▶ **TASK GOAL**:
Print every line of the records below verbatim, leaving nothing out.

Data entries
****************

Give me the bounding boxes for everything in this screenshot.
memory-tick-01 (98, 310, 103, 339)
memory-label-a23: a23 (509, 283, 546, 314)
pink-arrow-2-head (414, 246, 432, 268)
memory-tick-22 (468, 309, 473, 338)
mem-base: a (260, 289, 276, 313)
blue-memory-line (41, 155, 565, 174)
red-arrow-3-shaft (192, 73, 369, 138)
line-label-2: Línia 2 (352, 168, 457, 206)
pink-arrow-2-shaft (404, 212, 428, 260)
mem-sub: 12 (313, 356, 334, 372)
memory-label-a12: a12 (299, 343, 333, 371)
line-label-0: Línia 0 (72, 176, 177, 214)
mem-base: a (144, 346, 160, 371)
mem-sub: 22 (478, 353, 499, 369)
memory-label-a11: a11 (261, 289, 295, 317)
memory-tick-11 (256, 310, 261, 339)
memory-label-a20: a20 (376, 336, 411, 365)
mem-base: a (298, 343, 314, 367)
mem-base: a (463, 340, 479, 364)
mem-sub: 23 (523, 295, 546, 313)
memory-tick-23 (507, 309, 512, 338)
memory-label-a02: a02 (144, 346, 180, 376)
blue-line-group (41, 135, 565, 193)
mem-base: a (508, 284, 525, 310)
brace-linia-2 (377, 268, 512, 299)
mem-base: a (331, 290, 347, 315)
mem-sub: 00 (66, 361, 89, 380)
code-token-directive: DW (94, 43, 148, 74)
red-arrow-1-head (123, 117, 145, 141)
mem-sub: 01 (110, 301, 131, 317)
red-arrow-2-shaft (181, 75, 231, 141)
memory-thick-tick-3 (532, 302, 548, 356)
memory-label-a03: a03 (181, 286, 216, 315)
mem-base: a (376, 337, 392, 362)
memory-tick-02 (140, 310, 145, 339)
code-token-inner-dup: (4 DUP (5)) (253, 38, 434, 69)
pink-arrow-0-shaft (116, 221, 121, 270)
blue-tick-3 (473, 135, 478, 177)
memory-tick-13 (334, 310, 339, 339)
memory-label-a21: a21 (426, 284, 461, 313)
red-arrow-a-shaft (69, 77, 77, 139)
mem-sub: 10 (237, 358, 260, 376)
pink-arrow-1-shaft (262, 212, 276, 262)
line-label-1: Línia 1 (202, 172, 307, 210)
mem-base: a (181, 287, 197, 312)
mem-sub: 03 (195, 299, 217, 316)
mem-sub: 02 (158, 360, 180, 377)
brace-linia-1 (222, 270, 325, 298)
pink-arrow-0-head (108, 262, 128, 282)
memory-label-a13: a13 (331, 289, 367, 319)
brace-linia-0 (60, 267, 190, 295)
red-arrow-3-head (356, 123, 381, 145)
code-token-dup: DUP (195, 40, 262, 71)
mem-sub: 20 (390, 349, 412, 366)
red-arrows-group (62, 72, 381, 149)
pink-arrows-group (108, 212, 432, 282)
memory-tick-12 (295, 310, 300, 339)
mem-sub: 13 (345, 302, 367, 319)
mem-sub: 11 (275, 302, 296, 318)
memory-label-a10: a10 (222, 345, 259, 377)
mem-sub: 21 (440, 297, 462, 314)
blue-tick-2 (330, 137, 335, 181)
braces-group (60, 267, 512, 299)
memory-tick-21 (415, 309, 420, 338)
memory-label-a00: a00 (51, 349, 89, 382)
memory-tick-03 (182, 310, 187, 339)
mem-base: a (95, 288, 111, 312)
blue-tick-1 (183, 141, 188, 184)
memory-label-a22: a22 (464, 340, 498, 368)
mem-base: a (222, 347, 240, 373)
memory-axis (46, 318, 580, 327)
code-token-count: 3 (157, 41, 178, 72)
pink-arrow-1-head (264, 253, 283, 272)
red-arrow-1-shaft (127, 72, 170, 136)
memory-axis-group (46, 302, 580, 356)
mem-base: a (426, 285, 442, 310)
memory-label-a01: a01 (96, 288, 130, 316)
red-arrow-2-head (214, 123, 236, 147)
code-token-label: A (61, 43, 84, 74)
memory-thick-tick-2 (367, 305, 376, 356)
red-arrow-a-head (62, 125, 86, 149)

****************

▶ **REPLY**:
Give me the bounding boxes for everything in this screenshot.
memory-tick-01 (98, 310, 103, 339)
memory-label-a23: a23 (509, 283, 546, 314)
pink-arrow-2-head (414, 246, 432, 268)
memory-tick-22 (468, 309, 473, 338)
mem-base: a (260, 289, 276, 313)
blue-memory-line (41, 155, 565, 174)
red-arrow-3-shaft (192, 73, 369, 138)
line-label-2: Línia 2 (352, 168, 457, 206)
pink-arrow-2-shaft (404, 212, 428, 260)
mem-sub: 12 (313, 356, 334, 372)
memory-label-a12: a12 (299, 343, 333, 371)
line-label-0: Línia 0 (72, 176, 177, 214)
mem-base: a (144, 346, 160, 371)
mem-sub: 22 (478, 353, 499, 369)
memory-label-a11: a11 (261, 289, 295, 317)
memory-tick-11 (256, 310, 261, 339)
memory-label-a20: a20 (376, 336, 411, 365)
mem-base: a (298, 343, 314, 367)
mem-base: a (463, 340, 479, 364)
mem-sub: 23 (523, 295, 546, 313)
memory-tick-23 (507, 309, 512, 338)
memory-label-a02: a02 (144, 346, 180, 376)
blue-line-group (41, 135, 565, 193)
mem-base: a (508, 284, 525, 310)
brace-linia-2 (377, 268, 512, 299)
mem-base: a (331, 290, 347, 315)
mem-sub: 00 (66, 361, 89, 380)
code-token-directive: DW (94, 43, 148, 74)
red-arrow-1-head (123, 117, 145, 141)
mem-sub: 01 (110, 301, 131, 317)
red-arrow-2-shaft (181, 75, 231, 141)
memory-thick-tick-3 (532, 302, 548, 356)
memory-label-a03: a03 (181, 286, 216, 315)
mem-base: a (376, 337, 392, 362)
memory-tick-02 (140, 310, 145, 339)
code-token-inner-dup: (4 DUP (5)) (253, 38, 434, 69)
pink-arrow-0-shaft (116, 221, 121, 270)
blue-tick-3 (473, 135, 478, 177)
memory-tick-13 (334, 310, 339, 339)
memory-label-a21: a21 (426, 284, 461, 313)
red-arrow-a-shaft (69, 77, 77, 139)
mem-sub: 10 (237, 358, 260, 376)
pink-arrow-1-shaft (262, 212, 276, 262)
line-label-1: Línia 1 (202, 172, 307, 210)
mem-base: a (181, 287, 197, 312)
mem-sub: 03 (195, 299, 217, 316)
mem-sub: 02 (158, 360, 180, 377)
brace-linia-1 (222, 270, 325, 298)
pink-arrow-0-head (108, 262, 128, 282)
memory-label-a13: a13 (331, 289, 367, 319)
brace-linia-0 (60, 267, 190, 295)
red-arrow-3-head (356, 123, 381, 145)
code-token-dup: DUP (195, 40, 262, 71)
mem-sub: 20 (390, 349, 412, 366)
red-arrows-group (62, 72, 381, 149)
pink-arrows-group (108, 212, 432, 282)
memory-tick-12 (295, 310, 300, 339)
mem-sub: 13 (345, 302, 367, 319)
mem-sub: 11 (275, 302, 296, 318)
memory-label-a10: a10 (222, 345, 259, 377)
mem-sub: 21 (440, 297, 462, 314)
blue-tick-2 (330, 137, 335, 181)
braces-group (60, 267, 512, 299)
memory-tick-21 (415, 309, 420, 338)
memory-label-a00: a00 (51, 349, 89, 382)
memory-tick-03 (182, 310, 187, 339)
mem-base: a (95, 288, 111, 312)
blue-tick-1 (183, 141, 188, 184)
memory-label-a22: a22 (464, 340, 498, 368)
mem-base: a (222, 347, 240, 373)
memory-axis (46, 318, 580, 327)
code-token-count: 3 (157, 41, 178, 72)
pink-arrow-1-head (264, 253, 283, 272)
red-arrow-1-shaft (127, 72, 170, 136)
memory-axis-group (46, 302, 580, 356)
mem-base: a (426, 285, 442, 310)
memory-label-a01: a01 (96, 288, 130, 316)
red-arrow-2-head (214, 123, 236, 147)
code-token-label: A (61, 43, 84, 74)
memory-thick-tick-2 (367, 305, 376, 356)
red-arrow-a-head (62, 125, 86, 149)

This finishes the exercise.